- **WHAT IS ASKED**: Write out, word for word, only the lines from the one containing "Parse this screenshot: output" through the final line of the data.

- **EXERCISE INPUTS**:
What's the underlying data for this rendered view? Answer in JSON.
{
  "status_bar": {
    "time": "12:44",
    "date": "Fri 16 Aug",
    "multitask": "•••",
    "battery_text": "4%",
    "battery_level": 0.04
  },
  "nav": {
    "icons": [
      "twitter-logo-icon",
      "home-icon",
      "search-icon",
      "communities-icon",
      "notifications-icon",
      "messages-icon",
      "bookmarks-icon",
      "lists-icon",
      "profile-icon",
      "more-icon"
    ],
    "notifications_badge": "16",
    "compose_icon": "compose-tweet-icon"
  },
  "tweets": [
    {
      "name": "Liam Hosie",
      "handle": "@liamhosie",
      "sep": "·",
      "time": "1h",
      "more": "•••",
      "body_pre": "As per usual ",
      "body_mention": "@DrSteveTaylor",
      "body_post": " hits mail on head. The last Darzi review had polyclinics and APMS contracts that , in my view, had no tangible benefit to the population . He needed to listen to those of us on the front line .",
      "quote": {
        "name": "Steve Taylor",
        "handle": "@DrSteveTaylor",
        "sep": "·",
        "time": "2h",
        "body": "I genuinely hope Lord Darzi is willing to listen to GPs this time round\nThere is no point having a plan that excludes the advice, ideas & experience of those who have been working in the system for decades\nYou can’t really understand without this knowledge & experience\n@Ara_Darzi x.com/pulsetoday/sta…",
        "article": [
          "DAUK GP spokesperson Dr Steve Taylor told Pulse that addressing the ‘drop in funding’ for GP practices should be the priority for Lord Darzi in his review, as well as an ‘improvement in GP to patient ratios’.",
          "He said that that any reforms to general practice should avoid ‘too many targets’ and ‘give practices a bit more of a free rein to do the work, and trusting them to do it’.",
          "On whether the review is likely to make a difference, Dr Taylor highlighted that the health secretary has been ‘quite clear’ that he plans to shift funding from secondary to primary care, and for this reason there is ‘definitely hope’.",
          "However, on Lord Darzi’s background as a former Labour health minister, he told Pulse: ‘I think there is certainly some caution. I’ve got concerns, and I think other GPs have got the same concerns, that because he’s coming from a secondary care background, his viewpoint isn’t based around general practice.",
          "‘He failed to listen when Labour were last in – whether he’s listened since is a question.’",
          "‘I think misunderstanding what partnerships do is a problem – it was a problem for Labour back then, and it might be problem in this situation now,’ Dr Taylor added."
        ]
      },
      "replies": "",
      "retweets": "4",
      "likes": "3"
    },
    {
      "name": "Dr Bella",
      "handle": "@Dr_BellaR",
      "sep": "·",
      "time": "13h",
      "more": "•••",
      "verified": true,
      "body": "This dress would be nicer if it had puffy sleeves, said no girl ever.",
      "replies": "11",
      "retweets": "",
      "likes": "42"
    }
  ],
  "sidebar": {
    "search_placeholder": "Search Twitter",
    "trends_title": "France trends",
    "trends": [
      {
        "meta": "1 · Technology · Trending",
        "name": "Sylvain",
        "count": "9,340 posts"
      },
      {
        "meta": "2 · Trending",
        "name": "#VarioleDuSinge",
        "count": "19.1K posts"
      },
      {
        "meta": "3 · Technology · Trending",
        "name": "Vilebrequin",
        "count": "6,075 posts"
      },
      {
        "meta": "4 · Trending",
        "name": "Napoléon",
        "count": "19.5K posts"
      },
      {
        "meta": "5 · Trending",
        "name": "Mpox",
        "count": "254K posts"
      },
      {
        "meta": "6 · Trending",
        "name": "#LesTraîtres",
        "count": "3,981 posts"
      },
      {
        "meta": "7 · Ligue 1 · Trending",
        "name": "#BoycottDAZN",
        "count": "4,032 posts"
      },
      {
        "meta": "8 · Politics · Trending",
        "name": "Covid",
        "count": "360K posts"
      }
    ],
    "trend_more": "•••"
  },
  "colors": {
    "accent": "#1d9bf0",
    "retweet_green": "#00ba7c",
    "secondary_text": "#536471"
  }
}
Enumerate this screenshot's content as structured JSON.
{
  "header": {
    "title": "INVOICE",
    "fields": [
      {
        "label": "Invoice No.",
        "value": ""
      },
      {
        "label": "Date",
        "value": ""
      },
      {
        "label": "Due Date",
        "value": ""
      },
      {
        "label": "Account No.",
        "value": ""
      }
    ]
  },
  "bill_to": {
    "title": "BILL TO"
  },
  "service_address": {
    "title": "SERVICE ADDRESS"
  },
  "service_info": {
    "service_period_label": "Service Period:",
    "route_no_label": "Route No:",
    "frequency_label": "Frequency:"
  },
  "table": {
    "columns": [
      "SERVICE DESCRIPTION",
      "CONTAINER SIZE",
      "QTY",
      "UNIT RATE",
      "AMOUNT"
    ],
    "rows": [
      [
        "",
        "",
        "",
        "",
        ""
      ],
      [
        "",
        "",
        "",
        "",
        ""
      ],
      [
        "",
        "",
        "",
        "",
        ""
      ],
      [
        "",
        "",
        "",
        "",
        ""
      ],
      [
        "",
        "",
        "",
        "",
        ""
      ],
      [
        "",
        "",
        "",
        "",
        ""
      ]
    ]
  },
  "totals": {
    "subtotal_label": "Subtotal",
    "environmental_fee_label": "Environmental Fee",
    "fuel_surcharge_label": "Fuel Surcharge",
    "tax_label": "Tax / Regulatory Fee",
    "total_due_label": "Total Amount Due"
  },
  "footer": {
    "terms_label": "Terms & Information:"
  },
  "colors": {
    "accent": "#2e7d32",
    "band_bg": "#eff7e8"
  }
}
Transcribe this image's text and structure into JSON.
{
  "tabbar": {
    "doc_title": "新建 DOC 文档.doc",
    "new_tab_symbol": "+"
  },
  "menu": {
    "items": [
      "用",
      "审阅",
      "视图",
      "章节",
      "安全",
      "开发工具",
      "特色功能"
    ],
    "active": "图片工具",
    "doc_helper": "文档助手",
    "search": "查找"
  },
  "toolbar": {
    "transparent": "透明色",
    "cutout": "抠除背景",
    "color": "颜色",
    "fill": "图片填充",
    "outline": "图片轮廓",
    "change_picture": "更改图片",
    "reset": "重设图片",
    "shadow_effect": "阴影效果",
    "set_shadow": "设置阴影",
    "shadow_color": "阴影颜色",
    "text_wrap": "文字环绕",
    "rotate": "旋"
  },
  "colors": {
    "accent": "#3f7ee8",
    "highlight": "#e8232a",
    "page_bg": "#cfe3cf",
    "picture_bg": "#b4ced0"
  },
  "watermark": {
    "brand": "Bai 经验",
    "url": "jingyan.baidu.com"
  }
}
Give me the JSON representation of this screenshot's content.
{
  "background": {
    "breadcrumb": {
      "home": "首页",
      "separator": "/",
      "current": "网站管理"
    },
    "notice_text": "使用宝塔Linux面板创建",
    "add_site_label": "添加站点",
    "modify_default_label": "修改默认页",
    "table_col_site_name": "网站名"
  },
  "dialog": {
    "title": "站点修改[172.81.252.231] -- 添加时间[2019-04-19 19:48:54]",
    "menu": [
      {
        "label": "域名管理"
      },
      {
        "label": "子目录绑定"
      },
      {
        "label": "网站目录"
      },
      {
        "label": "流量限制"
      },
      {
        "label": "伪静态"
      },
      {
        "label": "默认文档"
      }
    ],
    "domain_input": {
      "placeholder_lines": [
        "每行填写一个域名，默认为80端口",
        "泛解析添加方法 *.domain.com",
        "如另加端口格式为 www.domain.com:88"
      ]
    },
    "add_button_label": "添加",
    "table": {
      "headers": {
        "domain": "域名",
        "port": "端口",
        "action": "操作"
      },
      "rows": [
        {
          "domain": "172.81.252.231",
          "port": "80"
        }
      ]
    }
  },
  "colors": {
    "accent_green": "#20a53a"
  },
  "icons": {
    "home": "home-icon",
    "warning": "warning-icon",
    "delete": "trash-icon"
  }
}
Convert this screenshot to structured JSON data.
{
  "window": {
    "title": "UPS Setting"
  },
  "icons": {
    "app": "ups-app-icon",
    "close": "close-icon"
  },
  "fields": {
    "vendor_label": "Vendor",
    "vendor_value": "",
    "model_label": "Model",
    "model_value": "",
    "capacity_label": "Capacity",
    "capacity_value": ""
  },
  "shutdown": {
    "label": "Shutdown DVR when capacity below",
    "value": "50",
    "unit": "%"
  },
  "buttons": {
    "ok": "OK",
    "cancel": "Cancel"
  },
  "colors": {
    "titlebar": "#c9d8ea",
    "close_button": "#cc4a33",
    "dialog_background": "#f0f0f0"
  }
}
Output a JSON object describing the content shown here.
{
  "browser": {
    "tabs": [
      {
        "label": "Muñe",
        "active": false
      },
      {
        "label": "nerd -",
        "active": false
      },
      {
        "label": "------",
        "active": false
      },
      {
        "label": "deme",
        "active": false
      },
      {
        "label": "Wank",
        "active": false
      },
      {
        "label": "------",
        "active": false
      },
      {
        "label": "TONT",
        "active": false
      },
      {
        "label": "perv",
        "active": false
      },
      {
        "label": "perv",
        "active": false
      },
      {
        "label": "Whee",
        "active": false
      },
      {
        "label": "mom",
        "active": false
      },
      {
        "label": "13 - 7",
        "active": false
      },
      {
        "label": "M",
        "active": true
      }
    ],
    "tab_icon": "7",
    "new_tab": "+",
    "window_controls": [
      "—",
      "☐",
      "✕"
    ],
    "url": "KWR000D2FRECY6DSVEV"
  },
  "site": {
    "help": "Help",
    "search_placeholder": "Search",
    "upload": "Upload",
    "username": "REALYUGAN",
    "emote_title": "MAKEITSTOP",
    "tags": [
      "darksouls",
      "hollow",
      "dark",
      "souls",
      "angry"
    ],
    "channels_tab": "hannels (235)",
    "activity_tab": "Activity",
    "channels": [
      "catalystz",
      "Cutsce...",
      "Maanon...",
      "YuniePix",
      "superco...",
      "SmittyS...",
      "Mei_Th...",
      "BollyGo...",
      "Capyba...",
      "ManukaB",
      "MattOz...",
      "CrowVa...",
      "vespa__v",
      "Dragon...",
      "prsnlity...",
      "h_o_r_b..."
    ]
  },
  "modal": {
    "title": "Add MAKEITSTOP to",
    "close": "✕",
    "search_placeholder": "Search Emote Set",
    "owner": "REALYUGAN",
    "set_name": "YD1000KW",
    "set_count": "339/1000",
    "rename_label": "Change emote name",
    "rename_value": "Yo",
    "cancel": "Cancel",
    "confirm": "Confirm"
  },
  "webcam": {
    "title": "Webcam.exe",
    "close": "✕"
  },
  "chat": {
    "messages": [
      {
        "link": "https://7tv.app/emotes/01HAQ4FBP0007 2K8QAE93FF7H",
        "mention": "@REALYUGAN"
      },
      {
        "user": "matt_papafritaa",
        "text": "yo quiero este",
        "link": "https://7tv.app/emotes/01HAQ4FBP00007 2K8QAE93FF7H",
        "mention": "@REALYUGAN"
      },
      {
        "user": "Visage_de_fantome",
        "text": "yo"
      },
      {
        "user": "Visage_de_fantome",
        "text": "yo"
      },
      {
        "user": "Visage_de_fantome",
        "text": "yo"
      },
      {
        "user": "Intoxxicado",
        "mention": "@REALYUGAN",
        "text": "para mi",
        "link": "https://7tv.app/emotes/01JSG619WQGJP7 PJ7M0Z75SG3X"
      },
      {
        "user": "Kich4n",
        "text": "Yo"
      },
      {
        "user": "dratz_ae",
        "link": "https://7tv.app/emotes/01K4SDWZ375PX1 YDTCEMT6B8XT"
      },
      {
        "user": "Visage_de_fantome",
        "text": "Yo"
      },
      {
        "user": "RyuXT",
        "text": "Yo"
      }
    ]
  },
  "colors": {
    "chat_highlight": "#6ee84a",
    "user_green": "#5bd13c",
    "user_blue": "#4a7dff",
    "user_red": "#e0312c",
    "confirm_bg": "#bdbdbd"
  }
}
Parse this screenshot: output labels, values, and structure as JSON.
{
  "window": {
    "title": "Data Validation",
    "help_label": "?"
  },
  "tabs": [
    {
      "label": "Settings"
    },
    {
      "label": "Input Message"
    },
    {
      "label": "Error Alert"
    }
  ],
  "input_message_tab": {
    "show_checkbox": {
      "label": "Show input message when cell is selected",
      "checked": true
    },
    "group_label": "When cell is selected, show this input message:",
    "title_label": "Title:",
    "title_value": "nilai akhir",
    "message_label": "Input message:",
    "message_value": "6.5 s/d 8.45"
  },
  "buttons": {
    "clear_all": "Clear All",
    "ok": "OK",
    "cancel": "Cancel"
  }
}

- **SOLUTION BELOW**:
Parse this screenshot: output labels, values, and structure as JSON.
{
  "window": {
    "title": "Data Validation",
    "help_label": "?"
  },
  "tabs": [
    {
      "label": "Settings"
    },
    {
      "label": "Input Message"
    },
    {
      "label": "Error Alert"
    }
  ],
  "input_message_tab": {
    "show_checkbox": {
      "label": "Show input message when cell is selected",
      "checked": true
    },
    "group_label": "When cell is selected, show this input message:",
    "title_label": "Title:",
    "title_value": "nilai akhir",
    "message_label": "Input message:",
    "message_value": "6.5 s/d 8.45"
  },
  "buttons": {
    "clear_all": "Clear All",
    "ok": "OK",
    "cancel": "Cancel"
  }
}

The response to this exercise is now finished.